_What needs to be done_
Write out the whole listing exactly as it stands.
-- BEGIN Excerpted data --
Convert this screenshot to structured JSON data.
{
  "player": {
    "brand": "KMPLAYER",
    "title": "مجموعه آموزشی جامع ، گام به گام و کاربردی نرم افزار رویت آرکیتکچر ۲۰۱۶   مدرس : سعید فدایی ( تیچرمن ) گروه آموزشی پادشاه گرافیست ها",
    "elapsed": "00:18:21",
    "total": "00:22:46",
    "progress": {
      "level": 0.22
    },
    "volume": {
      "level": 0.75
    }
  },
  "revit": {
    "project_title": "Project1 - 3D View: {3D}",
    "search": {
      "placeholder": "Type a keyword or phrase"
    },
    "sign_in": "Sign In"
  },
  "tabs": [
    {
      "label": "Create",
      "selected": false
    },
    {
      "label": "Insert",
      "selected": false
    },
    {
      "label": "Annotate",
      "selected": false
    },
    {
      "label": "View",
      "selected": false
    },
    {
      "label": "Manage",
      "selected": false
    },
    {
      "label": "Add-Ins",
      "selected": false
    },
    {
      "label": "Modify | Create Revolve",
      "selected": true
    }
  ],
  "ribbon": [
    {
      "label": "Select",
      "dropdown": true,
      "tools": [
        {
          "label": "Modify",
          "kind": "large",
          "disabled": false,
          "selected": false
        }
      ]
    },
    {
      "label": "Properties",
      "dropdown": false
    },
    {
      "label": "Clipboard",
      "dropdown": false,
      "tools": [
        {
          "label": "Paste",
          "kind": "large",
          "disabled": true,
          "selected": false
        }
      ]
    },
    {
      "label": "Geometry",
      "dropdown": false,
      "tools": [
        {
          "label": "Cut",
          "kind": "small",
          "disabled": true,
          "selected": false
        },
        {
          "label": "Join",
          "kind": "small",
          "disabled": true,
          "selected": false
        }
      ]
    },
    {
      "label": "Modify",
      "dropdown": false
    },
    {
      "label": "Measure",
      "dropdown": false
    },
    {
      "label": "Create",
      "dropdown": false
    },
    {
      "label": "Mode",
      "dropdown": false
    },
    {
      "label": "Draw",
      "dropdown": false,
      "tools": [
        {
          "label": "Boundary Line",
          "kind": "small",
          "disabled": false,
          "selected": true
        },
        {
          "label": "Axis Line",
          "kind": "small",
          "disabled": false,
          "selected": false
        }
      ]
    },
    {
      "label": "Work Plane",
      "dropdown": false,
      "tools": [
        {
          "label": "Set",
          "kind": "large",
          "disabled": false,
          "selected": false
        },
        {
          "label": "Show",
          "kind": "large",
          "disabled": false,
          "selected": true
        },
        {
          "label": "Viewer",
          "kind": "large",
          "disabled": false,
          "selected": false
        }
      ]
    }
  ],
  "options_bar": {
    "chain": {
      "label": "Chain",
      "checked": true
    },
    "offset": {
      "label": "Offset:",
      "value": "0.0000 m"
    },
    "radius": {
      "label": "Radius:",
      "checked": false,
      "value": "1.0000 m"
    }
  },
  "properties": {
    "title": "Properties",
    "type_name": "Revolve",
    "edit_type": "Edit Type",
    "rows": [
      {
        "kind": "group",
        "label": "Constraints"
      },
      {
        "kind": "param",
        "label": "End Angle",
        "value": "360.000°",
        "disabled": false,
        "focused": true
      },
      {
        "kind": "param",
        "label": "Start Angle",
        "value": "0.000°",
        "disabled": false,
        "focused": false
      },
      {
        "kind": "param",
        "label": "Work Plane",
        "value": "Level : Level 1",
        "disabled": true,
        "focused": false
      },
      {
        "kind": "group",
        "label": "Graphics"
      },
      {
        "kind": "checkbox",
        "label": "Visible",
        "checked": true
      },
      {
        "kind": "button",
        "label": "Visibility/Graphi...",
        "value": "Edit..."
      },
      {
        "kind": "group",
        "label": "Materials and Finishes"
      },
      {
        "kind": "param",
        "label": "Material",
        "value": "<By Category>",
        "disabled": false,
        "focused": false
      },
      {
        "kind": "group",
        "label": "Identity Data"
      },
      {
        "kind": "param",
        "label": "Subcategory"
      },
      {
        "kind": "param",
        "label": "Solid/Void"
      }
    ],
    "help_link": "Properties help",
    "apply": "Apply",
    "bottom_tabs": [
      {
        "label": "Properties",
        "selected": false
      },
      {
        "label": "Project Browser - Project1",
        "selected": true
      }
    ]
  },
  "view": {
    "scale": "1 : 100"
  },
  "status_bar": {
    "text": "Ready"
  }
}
-- END Excerpted data --
_Worked answer_
Convert this screenshot to structured JSON data.
{
  "player": {
    "brand": "KMPLAYER",
    "title": "مجموعه آموزشی جامع ، گام به گام و کاربردی نرم افزار رویت آرکیتکچر ۲۰۱۶   مدرس : سعید فدایی ( تیچرمن ) گروه آموزشی پادشاه گرافیست ها",
    "elapsed": "00:18:21",
    "total": "00:22:46",
    "progress": {
      "level": 0.22
    },
    "volume": {
      "level": 0.75
    }
  },
  "revit": {
    "project_title": "Project1 - 3D View: {3D}",
    "search": {
      "placeholder": "Type a keyword or phrase"
    },
    "sign_in": "Sign In"
  },
  "tabs": [
    {
      "label": "Create",
      "selected": false
    },
    {
      "label": "Insert",
      "selected": false
    },
    {
      "label": "Annotate",
      "selected": false
    },
    {
      "label": "View",
      "selected": false
    },
    {
      "label": "Manage",
      "selected": false
    },
    {
      "label": "Add-Ins",
      "selected": false
    },
    {
      "label": "Modify | Create Revolve",
      "selected": true
    }
  ],
  "ribbon": [
    {
      "label": "Select",
      "dropdown": true,
      "tools": [
        {
          "label": "Modify",
          "kind": "large",
          "disabled": false,
          "selected": false
        }
      ]
    },
    {
      "label": "Properties",
      "dropdown": false
    },
    {
      "label": "Clipboard",
      "dropdown": false,
      "tools": [
        {
          "label": "Paste",
          "kind": "large",
          "disabled": true,
          "selected": false
        }
      ]
    },
    {
      "label": "Geometry",
      "dropdown": false,
      "tools": [
        {
          "label": "Cut",
          "kind": "small",
          "disabled": true,
          "selected": false
        },
        {
          "label": "Join",
          "kind": "small",
          "disabled": true,
          "selected": false
        }
      ]
    },
    {
      "label": "Modify",
      "dropdown": false
    },
    {
      "label": "Measure",
      "dropdown": false
    },
    {
      "label": "Create",
      "dropdown": false
    },
    {
      "label": "Mode",
      "dropdown": false
    },
    {
      "label": "Draw",
      "dropdown": false,
      "tools": [
        {
          "label": "Boundary Line",
          "kind": "small",
          "disabled": false,
          "selected": true
        },
        {
          "label": "Axis Line",
          "kind": "small",
          "disabled": false,
          "selected": false
        }
      ]
    },
    {
      "label": "Work Plane",
      "dropdown": false,
      "tools": [
        {
          "label": "Set",
          "kind": "large",
          "disabled": false,
          "selected": false
        },
        {
          "label": "Show",
          "kind": "large",
          "disabled": false,
          "selected": true
        },
        {
          "label": "Viewer",
          "kind": "large",
          "disabled": false,
          "selected": false
        }
      ]
    }
  ],
  "options_bar": {
    "chain": {
      "label": "Chain",
      "checked": true
    },
    "offset": {
      "label": "Offset:",
      "value": "0.0000 m"
    },
    "radius": {
      "label": "Radius:",
      "checked": false,
      "value": "1.0000 m"
    }
  },
  "properties": {
    "title": "Properties",
    "type_name": "Revolve",
    "edit_type": "Edit Type",
    "rows": [
      {
        "kind": "group",
        "label": "Constraints"
      },
      {
        "kind": "param",
        "label": "End Angle",
        "value": "360.000°",
        "disabled": false,
        "focused": true
      },
      {
        "kind": "param",
        "label": "Start Angle",
        "value": "0.000°",
        "disabled": false,
        "focused": false
      },
      {
        "kind": "param",
        "label": "Work Plane",
        "value": "Level : Level 1",
        "disabled": true,
        "focused": false
      },
      {
        "kind": "group",
        "label": "Graphics"
      },
      {
        "kind": "checkbox",
        "label": "Visible",
        "checked": true
      },
      {
        "kind": "button",
        "label": "Visibility/Graphi...",
        "value": "Edit..."
      },
      {
        "kind": "group",
        "label": "Materials and Finishes"
      },
      {
        "kind": "param",
        "label": "Material",
        "value": "<By Category>",
        "disabled": false,
        "focused": false
      },
      {
        "kind": "group",
        "label": "Identity Data"
      },
      {
        "kind": "param",
        "label": "Subcategory"
      },
      {
        "kind": "param",
        "label": "Solid/Void"
      }
    ],
    "help_link": "Properties help",
    "apply": "Apply",
    "bottom_tabs": [
      {
        "label": "Properties",
        "selected": false
      },
      {
        "label": "Project Browser - Project1",
        "selected": true
      }
    ]
  },
  "view": {
    "scale": "1 : 100"
  },
  "status_bar": {
    "text": "Ready"
  }
}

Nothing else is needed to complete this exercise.